Le Républicain : Certains de vos camarades estiment qu’il faut faire table rase du passé. Mais vous, vous semblez privilégier la thèse de l’impunité et de la sécurité des populations avant toute autre tenue d’élections ?
Jean-Pierre Fabre : Oui, c’est bien cela. L’insécurité est le problème majeur des togolais aujourd’hui. Et insécurité et impunité sont intimement liées. L’une nourrit l’autre. Je crois aujourd’hui qu’il ne faut pas se tromper de stratégie. Les populations chaque fois qu’elles vont voter, se font massacrer. Il faut les rassurer. On ne peut les rassurer qu’en procédant à une réforme fondamentale, concrète, visible, palpable de l’armée nationale qui procède à ces massacres. Donc, c’est se tromper aujourd’hui que de parler d’élections législatives comme élément déterminant de sortie de crise. Si un parti se présente aujourd’hui aux élections sans que la question de l’insécurité des populations en période électorale soit réglée, il servira simplement de complice, de faire valoir ou d’accompagnateur au régime dans ces violations de droits de l’Homme. Nous, ce n’est pas ce qui nous intéresse.

Le Républicain : Avant d’en finir, un mot sur le rapport des travaux de la Commission de réhabilitation de l’histoire.

Jean-Pierre Fabre : Les conclusions des travaux de cette fameuse commission sont incompréhensibles pour moi. Gnassingbé Eyadéma ne peut jamais être considéré comme le père de la nation. Pendant la lutte pour l’indépendance, les togolais, toutes origines confondues, ont affirmé une volonté commune de vivre ensemble sur un même territoire, de Lomé jusqu’à Cinkassé. Dans une volonté de consacrer la souveraineté du peuple togolais, ces togolais de diverses ethnies, ont créé une unité. C’est cela que traduit l’inscription sur le Monument de l’indépendance « peuple Togolais, par ta foi, ton courage et tes sacrifices, la nation togolaise est née ». La nation est née de la lutte commune et de la volonté de vivre ensemble, longtemps avant l’irruption sanglante de Gnassingbé Eyadéma sur la scène politique togolaise. Gnassingé Eyadèma qui n’a eu de cesse de diviser les togolais, qui a mené une politique de violence, qui a corrompu toutes les institutions de l’Etat, mises à son service personnel et celui de son clan, ne peut être considéré comme le père de la nation. Au lieu de renforcer les fondements de la nation que les autres avaient créés, il s’est employé à les détruire. Comment veut on faire de l’auteur de cette situation, le père de la nation ? Il faut donc considérer les travaux de la commission de réhabilitation de l’histoire comme. Une « togolaiserie » de plus.

- **Entrées**:
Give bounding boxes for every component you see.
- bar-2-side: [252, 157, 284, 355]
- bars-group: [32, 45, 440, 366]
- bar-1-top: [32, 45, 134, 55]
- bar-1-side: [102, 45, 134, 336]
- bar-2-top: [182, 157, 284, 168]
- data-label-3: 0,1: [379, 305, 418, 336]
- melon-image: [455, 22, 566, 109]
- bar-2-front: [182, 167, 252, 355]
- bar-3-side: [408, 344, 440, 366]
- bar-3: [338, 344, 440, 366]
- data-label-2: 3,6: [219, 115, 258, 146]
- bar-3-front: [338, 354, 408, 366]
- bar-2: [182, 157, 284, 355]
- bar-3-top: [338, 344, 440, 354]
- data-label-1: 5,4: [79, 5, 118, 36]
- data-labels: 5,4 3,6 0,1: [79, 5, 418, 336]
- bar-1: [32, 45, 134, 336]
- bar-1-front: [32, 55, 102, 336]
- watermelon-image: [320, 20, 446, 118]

- **À vous**: Recopiez le passage de l'entretien qui commence à « Le Républicain : Certains » et va jusqu'à « autre tenue d’élections ? » inclus.

- **Réponse attendue**:
Le Républicain : Certains de vos camarades estiment qu’il faut faire table rase du passé. Mais vous, vous semblez privilégier la thèse de l’impunité et de la sécurité des populations avant toute autre tenue d’élections ?